_Texto proporcionado_.
6 de enero de 2010
LA VOZ DE SALAMANCA – EL ADELANTO (GORKA ESPARZA).- No cabe duda de que un Estado Democrático y de Derecho debe ser humanitario y garantista hasta con quienes desprecian las libertades, los derechos y las garantías de los demás. Por ello, en España no cabe la pena de muerte, más allá de cualquier argumentación que en contra de la misma pueda llegar a esgrimirse.
Al margen del grado de cumplimiento de España en lo que a las garantías penales y penitenciarias se refiere, uno de nuestros mayores problemas estriba en la profunda brecha existente entre la percepción que tiene la ciudadanía sobre nuestro derecho penal y nuestro sistema penitenciario, y el espíritu de nuestras leyes. Puede resumirse que, mientras que en el segundo subyace cierta vocación “avanzada” (aún con matices claramente discutibles) fruto de la llegada de la democracia, nuestra ciudadanía no ha asumido lo que sus representantes políticos aprueban en el ámbito jurídico-penal.
Ya he comentado en varios artículos que cada vez que se produce un atentado, una violación, o la excarcelación de un preso (por haber cumplido condena), la sociedad se solivianta reclamando un modelo de “justicia” que no tiene cabida en nuestro ordenamiento jurídico: cadena perpetua, aplicación del derecho penal a menores de 14 años (niños), pena de muerte.
El pasado miércoles, miles de personas salieron en Bilbao a manifestarse en contra de la dispersión de presos de ETA por cárceles de toda la geografía española, o lo que es lo mismo, a reclamar derechos de los reclusos. Esa manifestación ha levantado ampollas entre ciudadanos y víctimas, que descartan la posibilidad de que un preso condenado por terrorismo, pueda tener derechos, y menos aún, que el Estado tenga que mostrar clemencia, o ser humanitario: “a mí ellos no me dieron oportunidad alguna, le sentenciaron y le ejecutaron. ¿Por qué hemos de ser clementes nosotros?”.

_Relación de registros_.
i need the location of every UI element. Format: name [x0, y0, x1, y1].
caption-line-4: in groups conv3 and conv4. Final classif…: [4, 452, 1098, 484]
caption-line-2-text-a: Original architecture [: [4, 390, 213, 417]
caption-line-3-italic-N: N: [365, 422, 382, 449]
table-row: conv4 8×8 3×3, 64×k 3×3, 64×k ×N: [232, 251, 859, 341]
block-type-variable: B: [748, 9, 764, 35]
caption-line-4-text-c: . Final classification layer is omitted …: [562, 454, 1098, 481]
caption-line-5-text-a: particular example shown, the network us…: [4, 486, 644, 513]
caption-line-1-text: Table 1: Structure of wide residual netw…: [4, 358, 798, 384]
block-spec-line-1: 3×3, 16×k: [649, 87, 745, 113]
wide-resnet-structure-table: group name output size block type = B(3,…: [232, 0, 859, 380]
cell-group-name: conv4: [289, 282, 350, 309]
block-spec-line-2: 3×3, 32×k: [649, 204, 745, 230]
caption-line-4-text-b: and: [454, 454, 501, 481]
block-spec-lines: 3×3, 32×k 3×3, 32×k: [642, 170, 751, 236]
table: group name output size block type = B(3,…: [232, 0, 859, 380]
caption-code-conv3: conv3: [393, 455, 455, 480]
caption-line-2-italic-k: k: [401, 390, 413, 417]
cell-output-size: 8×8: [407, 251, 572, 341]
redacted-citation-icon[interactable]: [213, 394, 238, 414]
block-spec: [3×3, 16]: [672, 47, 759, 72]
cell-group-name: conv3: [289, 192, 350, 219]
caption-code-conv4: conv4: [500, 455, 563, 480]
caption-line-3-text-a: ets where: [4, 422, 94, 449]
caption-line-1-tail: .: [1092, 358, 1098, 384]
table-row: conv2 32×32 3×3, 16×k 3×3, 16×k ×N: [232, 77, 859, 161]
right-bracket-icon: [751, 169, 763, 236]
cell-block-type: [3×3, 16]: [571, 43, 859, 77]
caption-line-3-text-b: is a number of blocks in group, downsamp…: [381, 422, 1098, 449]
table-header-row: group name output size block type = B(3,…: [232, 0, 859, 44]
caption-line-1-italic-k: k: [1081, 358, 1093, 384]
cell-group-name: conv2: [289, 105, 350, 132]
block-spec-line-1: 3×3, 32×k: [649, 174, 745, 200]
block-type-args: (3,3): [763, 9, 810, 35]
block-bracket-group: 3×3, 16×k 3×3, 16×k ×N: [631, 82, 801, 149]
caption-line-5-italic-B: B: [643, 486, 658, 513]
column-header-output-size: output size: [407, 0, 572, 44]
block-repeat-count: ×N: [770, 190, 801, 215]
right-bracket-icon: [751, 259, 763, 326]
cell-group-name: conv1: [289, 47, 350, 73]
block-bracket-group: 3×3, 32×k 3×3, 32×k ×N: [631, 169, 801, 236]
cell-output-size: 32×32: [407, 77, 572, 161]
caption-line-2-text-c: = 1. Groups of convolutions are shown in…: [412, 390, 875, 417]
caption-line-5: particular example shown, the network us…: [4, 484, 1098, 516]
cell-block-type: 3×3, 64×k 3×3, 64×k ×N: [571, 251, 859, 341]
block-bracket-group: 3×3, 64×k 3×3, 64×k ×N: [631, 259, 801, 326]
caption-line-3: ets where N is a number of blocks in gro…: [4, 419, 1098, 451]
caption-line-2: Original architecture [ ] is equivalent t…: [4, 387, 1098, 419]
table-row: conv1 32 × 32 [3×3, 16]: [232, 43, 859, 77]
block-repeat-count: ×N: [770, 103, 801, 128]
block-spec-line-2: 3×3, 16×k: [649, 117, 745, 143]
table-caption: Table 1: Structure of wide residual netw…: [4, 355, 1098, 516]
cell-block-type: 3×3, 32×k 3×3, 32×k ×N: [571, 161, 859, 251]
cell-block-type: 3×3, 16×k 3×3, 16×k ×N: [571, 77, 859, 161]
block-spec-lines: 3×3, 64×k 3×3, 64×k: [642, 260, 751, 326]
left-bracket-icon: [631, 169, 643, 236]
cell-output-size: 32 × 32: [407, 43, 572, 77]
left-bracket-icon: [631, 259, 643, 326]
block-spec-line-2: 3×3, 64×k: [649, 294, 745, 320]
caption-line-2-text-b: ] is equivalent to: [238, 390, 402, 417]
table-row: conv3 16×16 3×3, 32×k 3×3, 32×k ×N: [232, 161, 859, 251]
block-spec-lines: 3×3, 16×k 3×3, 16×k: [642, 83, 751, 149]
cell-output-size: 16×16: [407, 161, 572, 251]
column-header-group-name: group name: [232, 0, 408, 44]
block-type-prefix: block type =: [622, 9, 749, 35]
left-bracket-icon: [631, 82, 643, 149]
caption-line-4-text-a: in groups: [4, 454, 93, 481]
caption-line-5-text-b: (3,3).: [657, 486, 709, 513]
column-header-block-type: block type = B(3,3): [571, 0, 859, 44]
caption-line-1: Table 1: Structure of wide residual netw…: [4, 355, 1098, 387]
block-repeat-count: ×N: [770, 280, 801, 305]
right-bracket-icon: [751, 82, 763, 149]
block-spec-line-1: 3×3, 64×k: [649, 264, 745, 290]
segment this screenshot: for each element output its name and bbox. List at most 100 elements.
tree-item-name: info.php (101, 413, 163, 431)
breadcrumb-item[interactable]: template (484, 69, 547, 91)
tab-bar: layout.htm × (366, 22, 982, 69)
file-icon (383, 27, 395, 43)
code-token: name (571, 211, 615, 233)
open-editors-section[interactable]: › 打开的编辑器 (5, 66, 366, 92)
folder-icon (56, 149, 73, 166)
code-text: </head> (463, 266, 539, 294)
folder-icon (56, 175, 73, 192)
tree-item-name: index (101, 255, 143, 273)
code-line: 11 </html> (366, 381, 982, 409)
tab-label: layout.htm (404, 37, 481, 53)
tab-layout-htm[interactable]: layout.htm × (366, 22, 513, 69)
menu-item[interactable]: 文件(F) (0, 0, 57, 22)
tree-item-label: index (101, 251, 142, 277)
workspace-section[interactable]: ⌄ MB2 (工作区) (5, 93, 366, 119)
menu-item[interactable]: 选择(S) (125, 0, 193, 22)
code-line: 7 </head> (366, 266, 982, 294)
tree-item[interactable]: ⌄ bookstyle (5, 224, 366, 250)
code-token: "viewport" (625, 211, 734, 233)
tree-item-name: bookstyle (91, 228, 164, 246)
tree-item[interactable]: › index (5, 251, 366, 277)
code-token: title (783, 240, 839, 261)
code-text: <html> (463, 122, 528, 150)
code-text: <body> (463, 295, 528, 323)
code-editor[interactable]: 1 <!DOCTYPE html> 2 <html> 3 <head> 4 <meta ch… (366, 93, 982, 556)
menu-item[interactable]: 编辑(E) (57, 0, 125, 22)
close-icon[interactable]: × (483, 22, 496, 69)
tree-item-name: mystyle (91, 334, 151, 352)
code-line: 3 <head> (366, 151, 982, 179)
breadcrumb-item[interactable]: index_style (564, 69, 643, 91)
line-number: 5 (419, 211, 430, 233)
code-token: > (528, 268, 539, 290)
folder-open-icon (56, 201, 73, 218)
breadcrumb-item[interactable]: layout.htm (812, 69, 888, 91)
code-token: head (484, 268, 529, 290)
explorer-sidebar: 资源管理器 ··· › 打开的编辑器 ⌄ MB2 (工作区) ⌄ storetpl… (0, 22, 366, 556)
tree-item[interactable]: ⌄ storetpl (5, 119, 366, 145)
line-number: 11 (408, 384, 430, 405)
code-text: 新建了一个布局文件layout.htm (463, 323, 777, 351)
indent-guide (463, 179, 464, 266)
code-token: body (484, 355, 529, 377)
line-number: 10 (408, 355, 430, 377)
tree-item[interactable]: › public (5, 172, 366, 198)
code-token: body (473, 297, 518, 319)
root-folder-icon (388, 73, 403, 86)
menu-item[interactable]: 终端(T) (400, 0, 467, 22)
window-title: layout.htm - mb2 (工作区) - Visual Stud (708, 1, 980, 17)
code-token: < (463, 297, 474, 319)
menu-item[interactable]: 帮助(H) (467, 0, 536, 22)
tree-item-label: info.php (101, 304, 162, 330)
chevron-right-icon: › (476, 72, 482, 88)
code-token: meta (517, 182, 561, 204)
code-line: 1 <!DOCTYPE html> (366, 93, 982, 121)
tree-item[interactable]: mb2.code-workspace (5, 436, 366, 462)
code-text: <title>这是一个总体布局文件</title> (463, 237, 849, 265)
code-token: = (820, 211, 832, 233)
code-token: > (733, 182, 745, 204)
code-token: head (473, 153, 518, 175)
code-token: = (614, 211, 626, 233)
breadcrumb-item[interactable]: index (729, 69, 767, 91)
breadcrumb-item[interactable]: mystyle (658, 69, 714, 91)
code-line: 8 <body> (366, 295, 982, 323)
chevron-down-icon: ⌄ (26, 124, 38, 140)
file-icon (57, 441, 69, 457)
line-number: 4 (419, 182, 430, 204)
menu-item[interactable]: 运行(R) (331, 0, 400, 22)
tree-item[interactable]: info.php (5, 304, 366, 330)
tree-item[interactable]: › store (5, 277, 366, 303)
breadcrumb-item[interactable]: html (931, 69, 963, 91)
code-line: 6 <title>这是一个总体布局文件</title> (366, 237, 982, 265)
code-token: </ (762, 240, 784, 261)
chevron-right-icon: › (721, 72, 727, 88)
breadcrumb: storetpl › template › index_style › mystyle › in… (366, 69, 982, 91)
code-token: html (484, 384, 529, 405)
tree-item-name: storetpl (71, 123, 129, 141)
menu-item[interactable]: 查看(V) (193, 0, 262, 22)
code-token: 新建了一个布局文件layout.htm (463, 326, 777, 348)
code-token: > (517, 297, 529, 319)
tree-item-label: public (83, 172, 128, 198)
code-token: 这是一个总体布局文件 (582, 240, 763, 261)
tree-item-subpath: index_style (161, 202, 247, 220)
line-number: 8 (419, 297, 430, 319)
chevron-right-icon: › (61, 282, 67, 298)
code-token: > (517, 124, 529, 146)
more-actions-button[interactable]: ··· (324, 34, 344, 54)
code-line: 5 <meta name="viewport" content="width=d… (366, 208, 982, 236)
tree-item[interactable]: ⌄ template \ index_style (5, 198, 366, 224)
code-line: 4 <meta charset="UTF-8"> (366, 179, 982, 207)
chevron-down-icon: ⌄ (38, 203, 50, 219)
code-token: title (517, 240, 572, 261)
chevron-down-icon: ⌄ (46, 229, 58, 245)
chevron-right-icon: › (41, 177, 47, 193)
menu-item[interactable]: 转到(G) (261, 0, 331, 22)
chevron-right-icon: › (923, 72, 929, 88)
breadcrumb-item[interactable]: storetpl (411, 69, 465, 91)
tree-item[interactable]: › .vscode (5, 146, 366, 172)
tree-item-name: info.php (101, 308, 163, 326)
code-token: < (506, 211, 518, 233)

_Ejercicios_.
**a.** Reproduce el fragmento del artículo comprendido entre "Ya he comentado" y "pena de muerte.", ambos incluidos.
**b.** Según el artículo, ¿en qué ciudad salieron miles de personas a manifestarse contra la dispersión de presos de ETA?
Los registros proceden de una fuente distinta del artículo.

_Respuestas por ejercicio_.
**a.**
Ya he comentado en varios artículos que cada vez que se produce un atentado, una violación, o la excarcelación de un preso (por haber cumplido condena), la sociedad se solivianta reclamando un modelo de “justicia” que no tiene cabida en nuestro ordenamiento jurídico: cadena perpetua, aplicación del derecho penal a menores de 14 años (niños), pena de muerte.

**b.** En Bilbao.